§ **WHAT IS REQUIRED**:
Of the lines below, count those containing the word "Shuffling". Reply with the number alone.

··· EXTRACTED ENTRIES

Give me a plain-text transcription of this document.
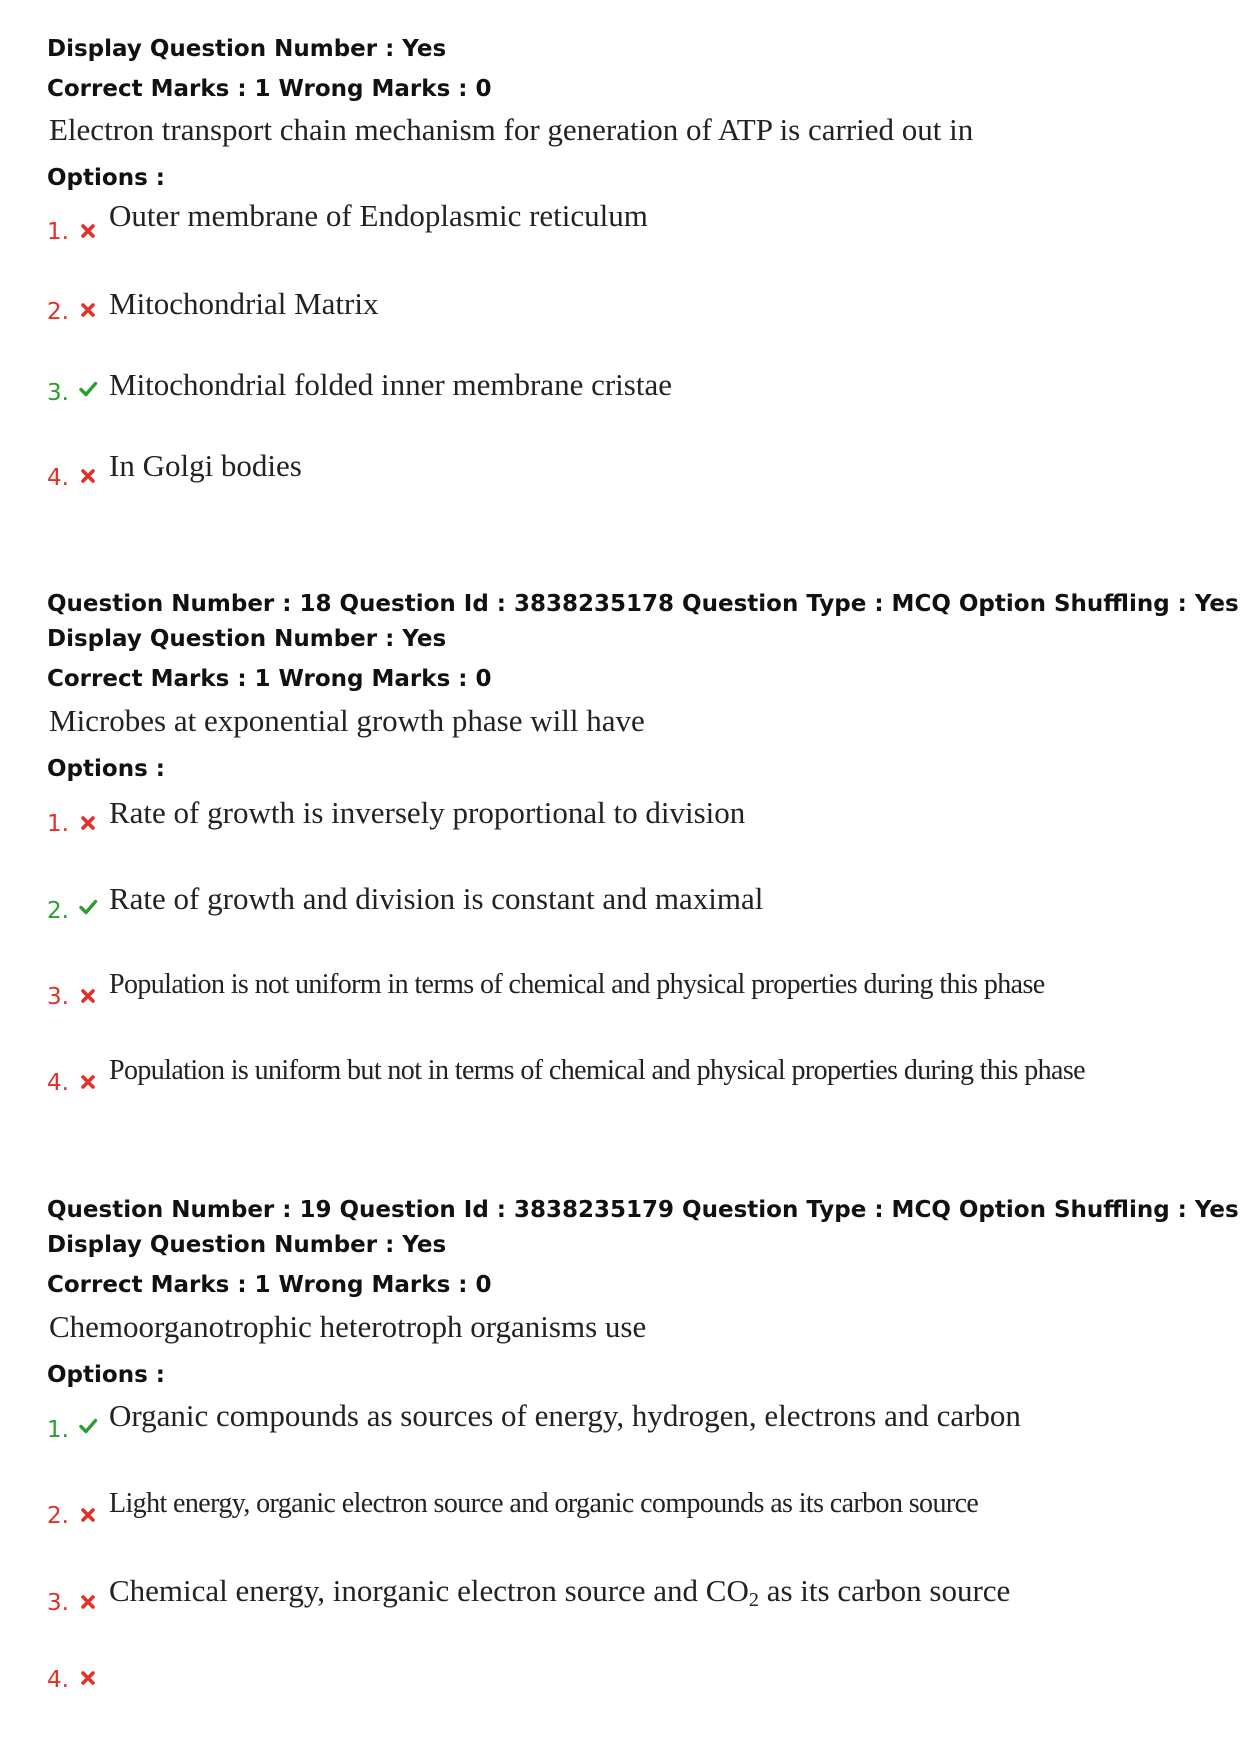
Display Question Number : Yes
Correct Marks : 1 Wrong Marks : 0
Electron transport chain mechanism for generation of ATP is carried out in
Options :
1. Outer membrane of Endoplasmic reticulum
2. Mitochondrial Matrix
3. Mitochondrial folded inner membrane cristae
4. In Golgi bodies
Question Number : 18 Question Id : 3838235178 Question Type : MCQ Option Shuffling : Yes
Display Question Number : Yes
Correct Marks : 1 Wrong Marks : 0
Microbes at exponential growth phase will have
Options :
1. Rate of growth is inversely proportional to division
2. Rate of growth and division is constant and maximal
3. Population is not uniform in terms of chemical and physical properties during this phase
4. Population is uniform but not in terms of chemical and physical properties during this phase
Question Number : 19 Question Id : 3838235179 Question Type : MCQ Option Shuffling : Yes
Display Question Number : Yes
Correct Marks : 1 Wrong Marks : 0
Chemoorganotrophic heterotroph organisms use
Options :
1. Organic compounds as sources of energy, hydrogen, electrons and carbon
2. Light energy, organic electron source and organic compounds as its carbon source
3. Chemical energy, inorganic electron source and $CO_2$ as its carbon source
4.
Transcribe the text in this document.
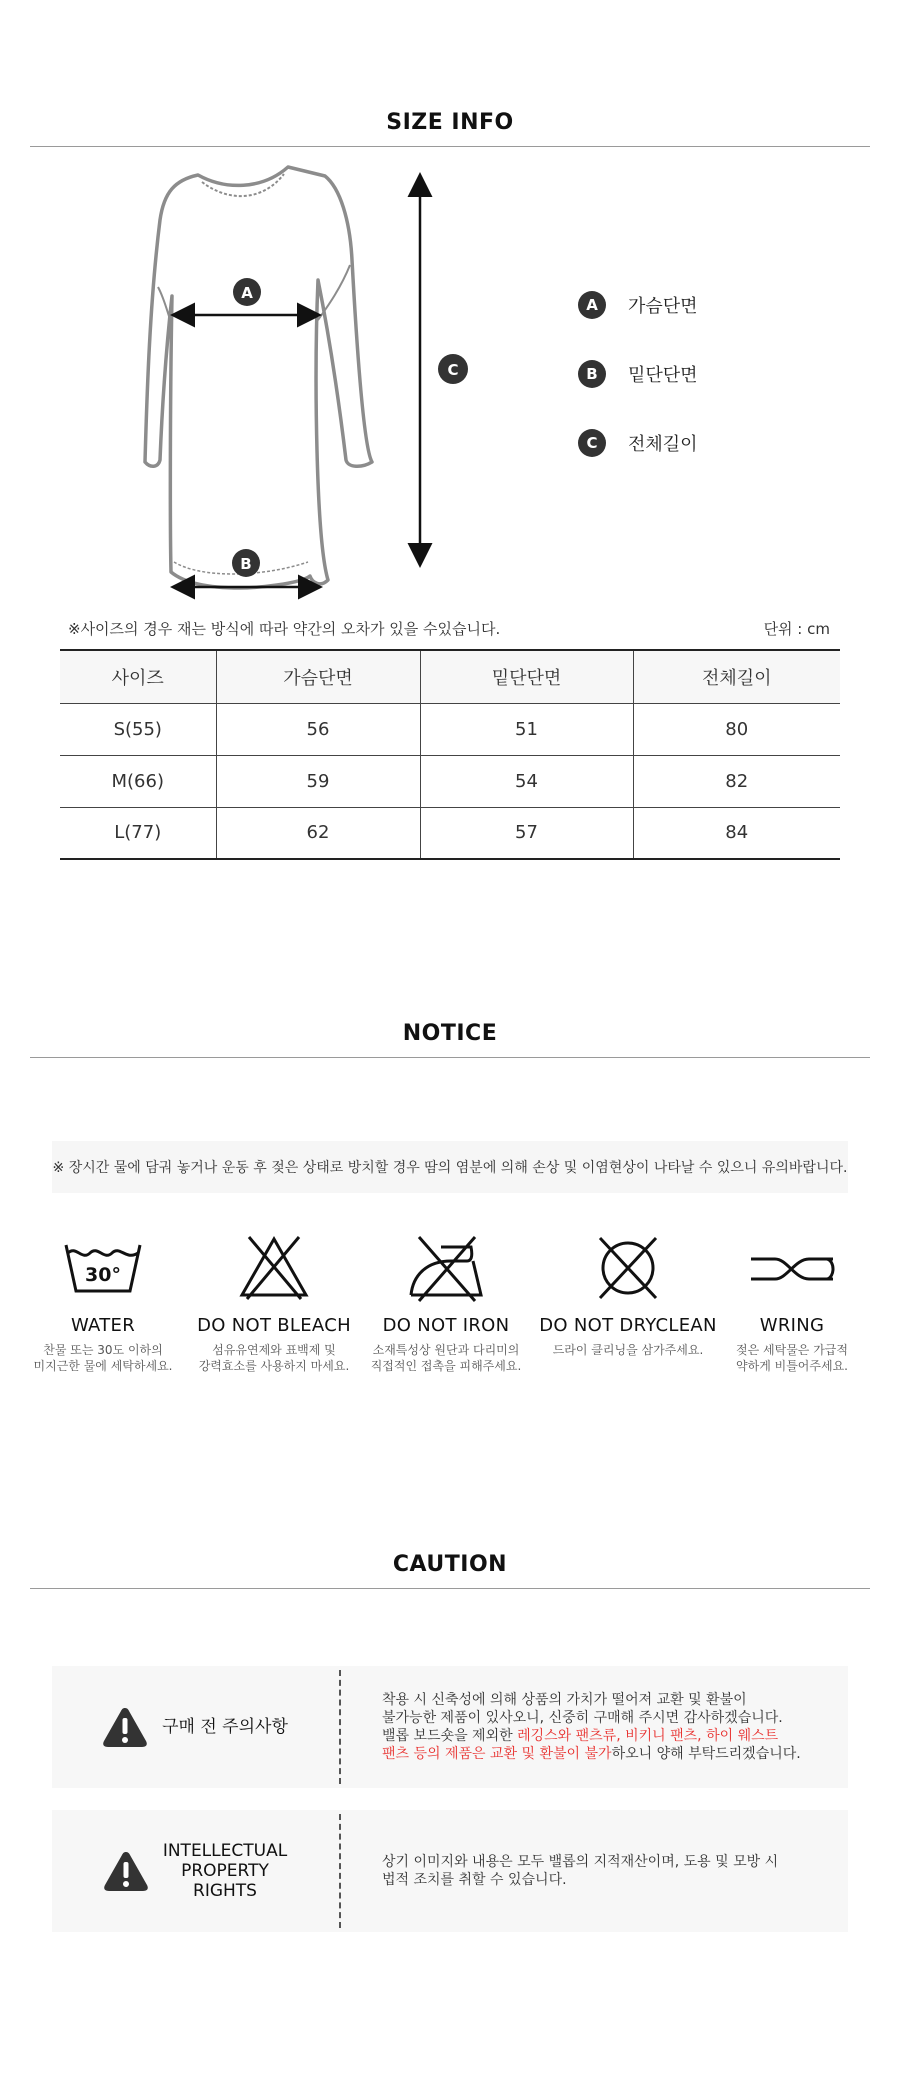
SIZE INFO
A
B
C
A	가슴단면
B	밑단단면
C	전체길이
※사이즈의 경우 재는 방식에 따라 약간의 오차가 있을 수있습니다.	단위 : cm
사이즈	가슴단면	밑단단면	전체길이
S(55)	56	51	80
M(66)	59	54	82
L(77)	62	57	84
NOTICE
※ 장시간 물에 담궈 놓거나 운동 후 젖은 상태로 방치할 경우 땀의 염분에 의해 손상 및 이염현상이 나타날 수 있으니 유의바랍니다.
30°
WATER
찬물 또는 30도 이하의
미지근한 물에 세탁하세요.
DO NOT BLEACH
섬유유연제와 표백제 및
강력효소를 사용하지 마세요.
DO NOT IRON
소재특성상 원단과 다리미의
직접적인 접촉을 피해주세요.
DO NOT DRYCLEAN
드라이 클리닝을 삼가주세요.
WRING
젖은 세탁물은 가급적
약하게 비틀어주세요.
CAUTION
구매 전 주의사항
착용 시 신축성에 의해 상품의 가치가 떨어져 교환 및 환불이
불가능한 제품이 있사오니, 신중히 구매해 주시면 감사하겠습니다.
밸롭 보드숏을 제외한 레깅스와 팬츠류, 비키니 팬츠, 하이 웨스트
팬츠 등의 제품은 교환 및 환불이 불가하오니 양해 부탁드리겠습니다.
INTELLECTUAL
PROPERTY
RIGHTS
상기 이미지와 내용은 모두 밸롭의 지적재산이며, 도용 및 모방 시
법적 조치를 취할 수 있습니다.
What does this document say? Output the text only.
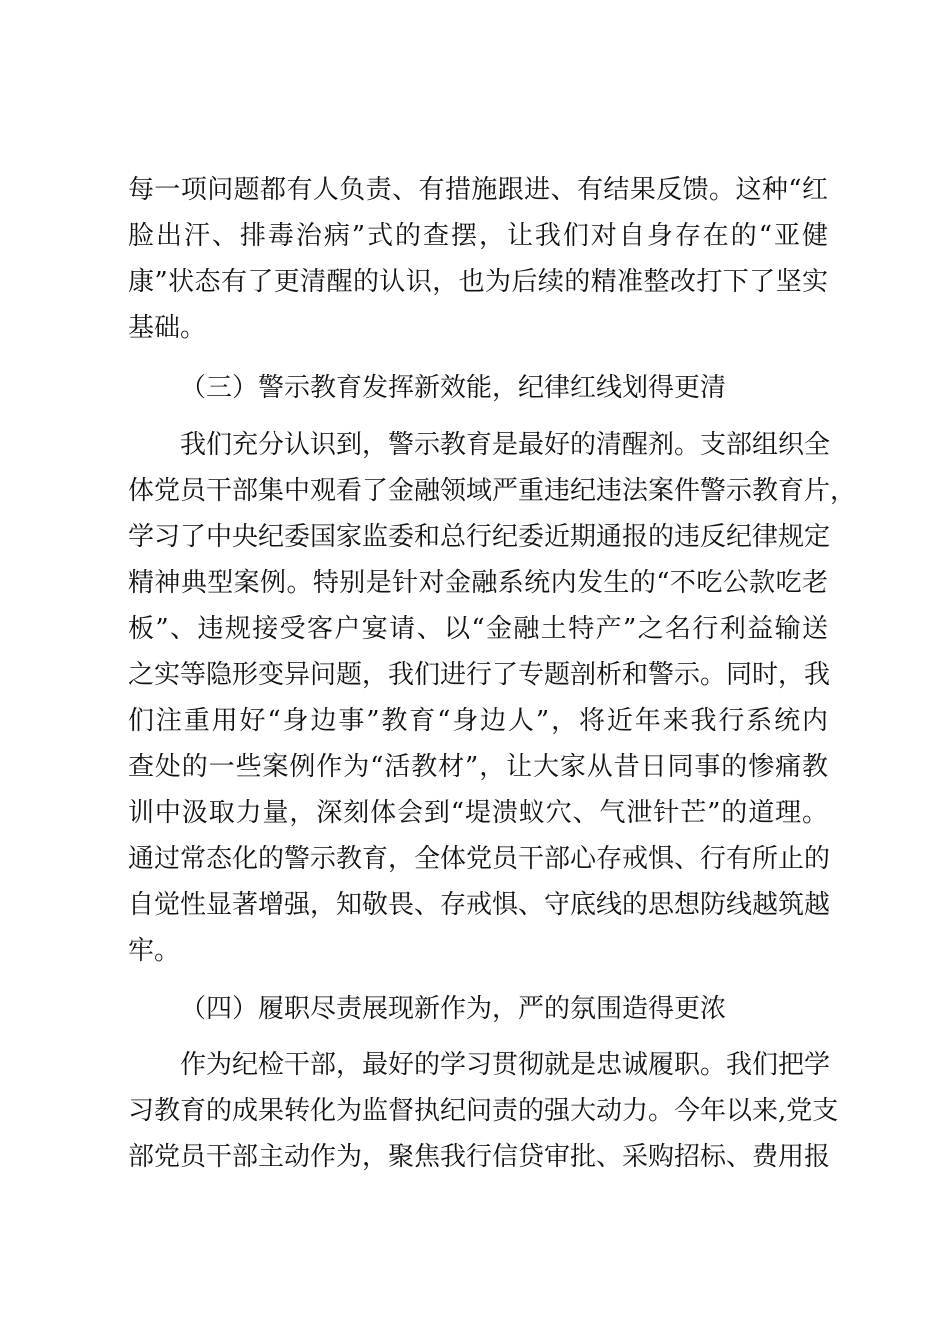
每一项问题都有人负责、有措施跟进、有结果反馈。这种“红
脸出汗、排毒治病”式的查摆，让我们对自身存在的“亚健
康”状态有了更清醒的认识，也为后续的精准整改打下了坚实
基础。
（三）警示教育发挥新效能，纪律红线划得更清
我们充分认识到，警示教育是最好的清醒剂。支部组织全
体党员干部集中观看了金融领域严重违纪违法案件警示教育片，
学习了中央纪委国家监委和总行纪委近期通报的违反纪律规定
精神典型案例。特别是针对金融系统内发生的“不吃公款吃老
板”、违规接受客户宴请、以“金融土特产”之名行利益输送
之实等隐形变异问题，我们进行了专题剖析和警示。同时，我
们注重用好“身边事”教育“身边人”，将近年来我行系统内
查处的一些案例作为“活教材”，让大家从昔日同事的惨痛教
训中汲取力量，深刻体会到“堤溃蚁穴、气泄针芒”的道理。
通过常态化的警示教育，全体党员干部心存戒惧、行有所止的
自觉性显著增强，知敬畏、存戒惧、守底线的思想防线越筑越
牢。
（四）履职尽责展现新作为，严的氛围造得更浓
作为纪检干部，最好的学习贯彻就是忠诚履职。我们把学
习教育的成果转化为监督执纪问责的强大动力。今年以来,党支
部党员干部主动作为，聚焦我行信贷审批、采购招标、费用报
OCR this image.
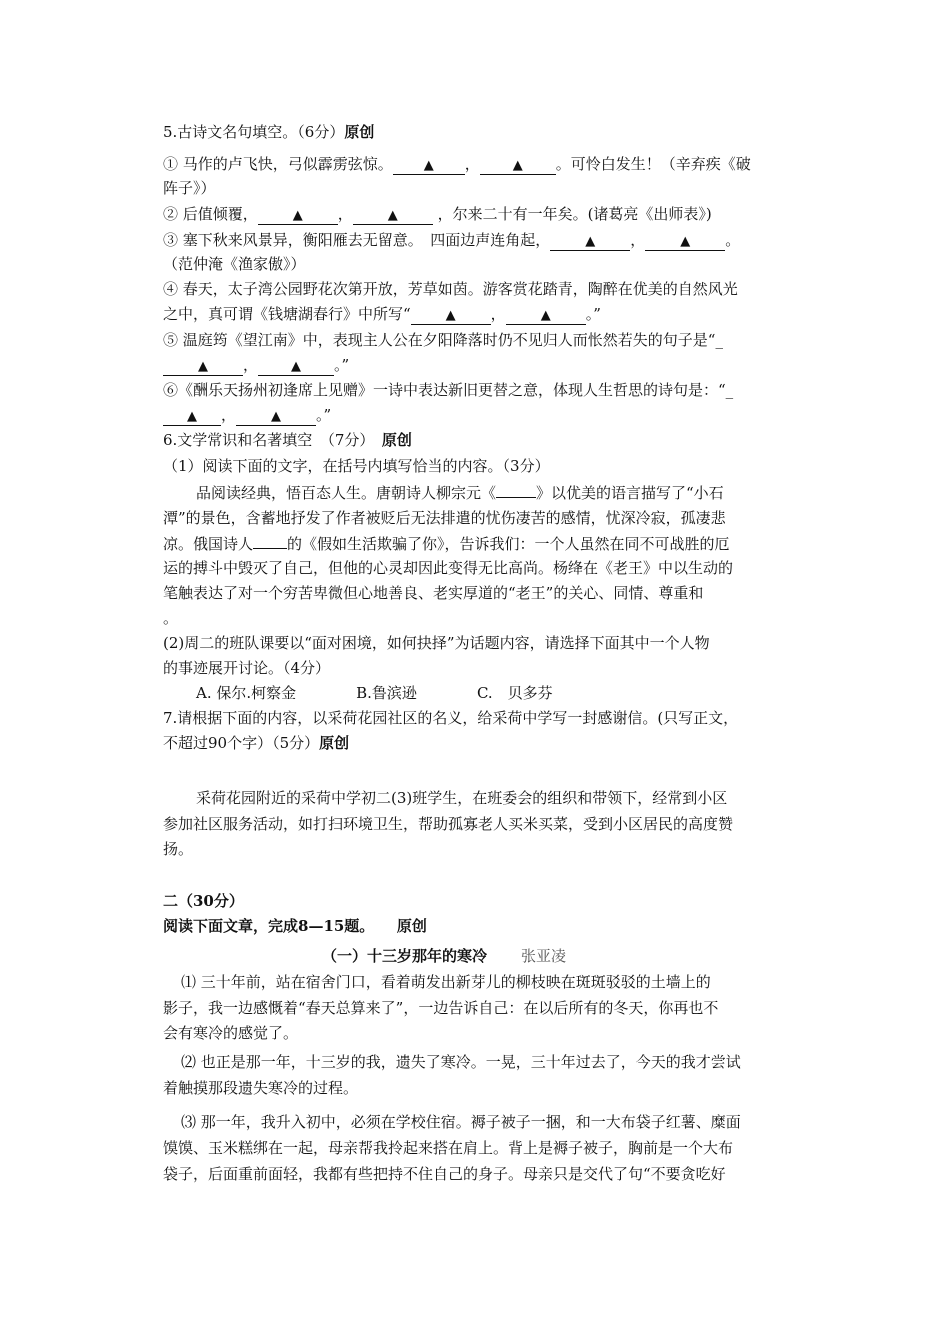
5.古诗文名句填空。（6分）原创
① 马作的卢飞快，弓似霹雳弦惊。 ▲ ，	▲ 。可怜白发生！（辛弃疾《破
阵子》）
② 后值倾覆，	▲ ，	▲ ，尔来二十有一年矣。(诸葛亮《出师表》)
③ 塞下秋来风景异，衡阳雁去无留意。　四面边声连角起，	▲ ，	▲ 。
（范仲淹《渔家傲》）
④ 春天，太子湾公园野花次第开放，芳草如茵。游客赏花踏青，陶醉在优美的自然风光
之中，真可谓《钱塘湖春行》中所写“	▲ ，	▲ 。”
⑤ 温庭筠《望江南》中，表现主人公在夕阳降落时仍不见归人而怅然若失的句子是“_
▲ ，	▲ 。”
⑥《酬乐天扬州初逢席上见赠》一诗中表达新旧更替之意，体现人生哲思的诗句是：“_
▲ ，	▲ 。”
6.文学常识和名著填空　（7分）　 原创
（1）阅读下面的文字，在括号内填写恰当的内容。（3分）
品阅读经典，悟百态人生。唐朝诗人柳宗元《	》以优美的语言描写了“小石
潭”的景色，含蓄地抒发了作者被贬后无法排遣的忧伤凄苦的感情，忧深冷寂，孤凄悲
凉。俄国诗人 的《假如生活欺骗了你》，告诉我们：一个人虽然在同不可战胜的厄
运的搏斗中毁灭了自己，但他的心灵却因此变得无比高尚。杨绛在《老王》中以生动的
笔触表达了对一个穷苦卑微但心地善良、老实厚道的“老王”的关心、同情、尊重和
。
(2)周二的班队课要以“面对困境，如何抉择”为话题内容，请选择下面其中一个人物
的事迹展开讨论。（4分）
A. 保尔.柯察金	B.鲁滨逊	C.　贝多芬
7.请根据下面的内容，以采荷花园社区的名义，给采荷中学写一封感谢信。(只写正文，
不超过90个字）（5分）原创
采荷花园附近的采荷中学初二(3)班学生，在班委会的组织和带领下，经常到小区
参加社区服务活动，如打扫环境卫生，帮助孤寡老人买米买菜，受到小区居民的高度赞
扬。
二（30分）
阅读下面文章，完成8—15题。　　 原创
（一）十三岁那年的寒冷 张亚凌
⑴ 三十年前，站在宿舍门口，看着萌发出新芽儿的柳枝映在斑斑驳驳的土墙上的
影子，我一边感慨着“春天总算来了”，一边告诉自己：在以后所有的冬天，你再也不
会有寒冷的感觉了。
⑵ 也正是那一年，十三岁的我，遗失了寒冷。一晃，三十年过去了，今天的我才尝试
着触摸那段遗失寒冷的过程。
⑶ 那一年，我升入初中，必须在学校住宿。褥子被子一捆，和一大布袋子红薯、糜面
馍馍、玉米糕绑在一起，母亲帮我拎起来搭在肩上。背上是褥子被子，胸前是一个大布
袋子，后面重前面轻，我都有些把持不住自己的身子。母亲只是交代了句“不要贪吃好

······

§ **SOLUTION FOR THIS PROBLEM**:
2